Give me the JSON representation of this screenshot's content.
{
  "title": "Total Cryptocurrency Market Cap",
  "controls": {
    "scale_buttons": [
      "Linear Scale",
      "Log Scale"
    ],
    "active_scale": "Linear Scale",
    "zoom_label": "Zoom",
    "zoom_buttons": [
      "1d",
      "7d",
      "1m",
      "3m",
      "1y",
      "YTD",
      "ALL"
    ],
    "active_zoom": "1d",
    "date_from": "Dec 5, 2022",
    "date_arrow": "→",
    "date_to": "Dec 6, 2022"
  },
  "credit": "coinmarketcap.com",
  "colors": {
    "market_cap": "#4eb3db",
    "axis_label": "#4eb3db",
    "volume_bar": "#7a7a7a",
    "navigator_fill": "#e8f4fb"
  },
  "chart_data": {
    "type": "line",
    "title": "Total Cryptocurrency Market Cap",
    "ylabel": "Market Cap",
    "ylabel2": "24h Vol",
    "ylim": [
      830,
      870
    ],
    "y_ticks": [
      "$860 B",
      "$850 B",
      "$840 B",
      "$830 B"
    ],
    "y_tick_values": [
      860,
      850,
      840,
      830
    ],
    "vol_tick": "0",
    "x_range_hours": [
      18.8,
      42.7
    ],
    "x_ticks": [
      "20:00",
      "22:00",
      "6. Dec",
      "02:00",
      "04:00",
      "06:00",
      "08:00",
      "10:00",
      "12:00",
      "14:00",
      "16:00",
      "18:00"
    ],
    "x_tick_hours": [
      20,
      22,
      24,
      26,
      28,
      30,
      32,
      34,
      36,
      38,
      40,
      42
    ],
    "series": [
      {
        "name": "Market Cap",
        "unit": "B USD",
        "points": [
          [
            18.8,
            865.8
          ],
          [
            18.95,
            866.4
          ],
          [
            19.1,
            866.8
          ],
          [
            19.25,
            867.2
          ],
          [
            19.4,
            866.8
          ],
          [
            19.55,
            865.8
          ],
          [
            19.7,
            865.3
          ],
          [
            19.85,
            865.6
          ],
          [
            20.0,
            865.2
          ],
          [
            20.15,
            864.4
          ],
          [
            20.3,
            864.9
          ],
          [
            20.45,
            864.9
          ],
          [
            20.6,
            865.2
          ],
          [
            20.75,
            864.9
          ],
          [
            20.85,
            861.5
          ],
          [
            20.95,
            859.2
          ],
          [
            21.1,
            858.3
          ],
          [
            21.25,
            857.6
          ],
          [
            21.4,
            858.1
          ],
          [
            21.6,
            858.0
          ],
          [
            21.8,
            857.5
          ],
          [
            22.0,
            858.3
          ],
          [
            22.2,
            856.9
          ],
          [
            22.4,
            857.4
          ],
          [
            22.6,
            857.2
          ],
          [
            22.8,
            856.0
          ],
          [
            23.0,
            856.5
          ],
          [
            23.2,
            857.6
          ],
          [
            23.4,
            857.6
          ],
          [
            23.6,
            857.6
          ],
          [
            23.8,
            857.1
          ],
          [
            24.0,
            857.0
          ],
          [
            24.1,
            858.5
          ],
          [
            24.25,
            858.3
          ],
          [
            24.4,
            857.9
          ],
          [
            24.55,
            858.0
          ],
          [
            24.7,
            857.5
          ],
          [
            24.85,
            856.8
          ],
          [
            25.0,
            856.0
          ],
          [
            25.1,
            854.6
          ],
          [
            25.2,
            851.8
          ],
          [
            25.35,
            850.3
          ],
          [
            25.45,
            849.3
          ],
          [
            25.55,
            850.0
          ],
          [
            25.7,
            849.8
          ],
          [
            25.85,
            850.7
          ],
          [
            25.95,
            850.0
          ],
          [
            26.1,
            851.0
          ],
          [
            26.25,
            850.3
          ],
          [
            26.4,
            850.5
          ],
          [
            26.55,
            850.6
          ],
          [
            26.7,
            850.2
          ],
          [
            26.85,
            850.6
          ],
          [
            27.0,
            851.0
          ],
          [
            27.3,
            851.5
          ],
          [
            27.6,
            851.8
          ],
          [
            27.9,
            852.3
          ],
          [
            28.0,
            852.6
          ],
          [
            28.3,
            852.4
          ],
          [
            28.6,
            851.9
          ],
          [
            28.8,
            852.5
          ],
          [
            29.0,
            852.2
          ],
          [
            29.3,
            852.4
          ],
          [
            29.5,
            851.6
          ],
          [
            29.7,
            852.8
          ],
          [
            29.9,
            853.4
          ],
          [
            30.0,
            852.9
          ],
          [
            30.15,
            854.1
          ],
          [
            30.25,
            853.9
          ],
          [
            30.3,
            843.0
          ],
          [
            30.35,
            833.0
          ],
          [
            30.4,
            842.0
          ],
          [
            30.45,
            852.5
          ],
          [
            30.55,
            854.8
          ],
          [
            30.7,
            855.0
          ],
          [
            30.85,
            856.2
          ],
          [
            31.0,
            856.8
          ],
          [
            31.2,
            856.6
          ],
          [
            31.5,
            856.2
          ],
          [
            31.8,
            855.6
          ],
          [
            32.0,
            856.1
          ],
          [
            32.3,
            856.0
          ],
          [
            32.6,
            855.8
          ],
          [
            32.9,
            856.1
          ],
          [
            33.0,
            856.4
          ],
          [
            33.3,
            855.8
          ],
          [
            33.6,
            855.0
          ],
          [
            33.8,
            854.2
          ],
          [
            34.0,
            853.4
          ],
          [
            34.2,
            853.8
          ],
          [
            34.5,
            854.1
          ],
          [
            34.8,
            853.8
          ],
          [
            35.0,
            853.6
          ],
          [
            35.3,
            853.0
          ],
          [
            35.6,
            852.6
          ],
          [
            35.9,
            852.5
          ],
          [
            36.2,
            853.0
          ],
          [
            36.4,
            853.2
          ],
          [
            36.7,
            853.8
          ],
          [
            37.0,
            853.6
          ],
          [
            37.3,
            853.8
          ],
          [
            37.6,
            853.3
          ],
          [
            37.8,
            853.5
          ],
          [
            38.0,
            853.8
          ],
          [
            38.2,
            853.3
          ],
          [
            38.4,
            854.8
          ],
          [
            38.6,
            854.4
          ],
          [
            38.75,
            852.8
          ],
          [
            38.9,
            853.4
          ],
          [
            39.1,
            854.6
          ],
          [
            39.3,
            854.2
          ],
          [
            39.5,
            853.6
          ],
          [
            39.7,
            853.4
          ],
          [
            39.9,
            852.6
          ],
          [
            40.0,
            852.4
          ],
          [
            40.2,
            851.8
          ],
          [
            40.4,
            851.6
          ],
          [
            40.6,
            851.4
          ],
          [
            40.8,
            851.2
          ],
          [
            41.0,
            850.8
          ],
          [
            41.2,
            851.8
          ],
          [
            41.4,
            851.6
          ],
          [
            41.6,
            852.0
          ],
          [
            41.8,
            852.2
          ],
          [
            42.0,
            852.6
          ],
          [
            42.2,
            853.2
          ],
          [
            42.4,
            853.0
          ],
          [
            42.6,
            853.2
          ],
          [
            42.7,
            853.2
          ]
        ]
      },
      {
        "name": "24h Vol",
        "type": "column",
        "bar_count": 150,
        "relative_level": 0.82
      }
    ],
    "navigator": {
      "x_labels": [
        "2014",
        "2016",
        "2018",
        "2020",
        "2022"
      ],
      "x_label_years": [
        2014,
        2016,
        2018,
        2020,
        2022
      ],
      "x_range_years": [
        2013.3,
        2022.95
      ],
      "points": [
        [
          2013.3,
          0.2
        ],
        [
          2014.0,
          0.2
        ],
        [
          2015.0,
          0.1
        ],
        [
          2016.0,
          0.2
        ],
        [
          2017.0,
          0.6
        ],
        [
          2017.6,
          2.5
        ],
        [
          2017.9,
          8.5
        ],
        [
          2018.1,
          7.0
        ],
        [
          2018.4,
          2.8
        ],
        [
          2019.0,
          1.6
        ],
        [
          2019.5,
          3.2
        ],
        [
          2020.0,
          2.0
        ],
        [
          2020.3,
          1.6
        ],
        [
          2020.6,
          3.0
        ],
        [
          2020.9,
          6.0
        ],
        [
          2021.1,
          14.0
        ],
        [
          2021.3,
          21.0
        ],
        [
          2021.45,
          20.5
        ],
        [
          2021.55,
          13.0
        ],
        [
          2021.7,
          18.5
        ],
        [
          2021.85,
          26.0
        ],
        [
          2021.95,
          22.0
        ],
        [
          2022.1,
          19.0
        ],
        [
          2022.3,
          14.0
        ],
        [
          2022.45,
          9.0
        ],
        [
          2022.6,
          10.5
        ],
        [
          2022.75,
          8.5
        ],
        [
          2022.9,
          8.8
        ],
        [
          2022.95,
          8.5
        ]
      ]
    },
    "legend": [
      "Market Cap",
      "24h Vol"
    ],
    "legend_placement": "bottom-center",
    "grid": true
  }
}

# Goal
In the records above, locate every line with the string "Cryptocurrency" and copy it.

# Worked answer
  "title": "Total Cryptocurrency Market Cap",
    "title": "Total Cryptocurrency Market Cap",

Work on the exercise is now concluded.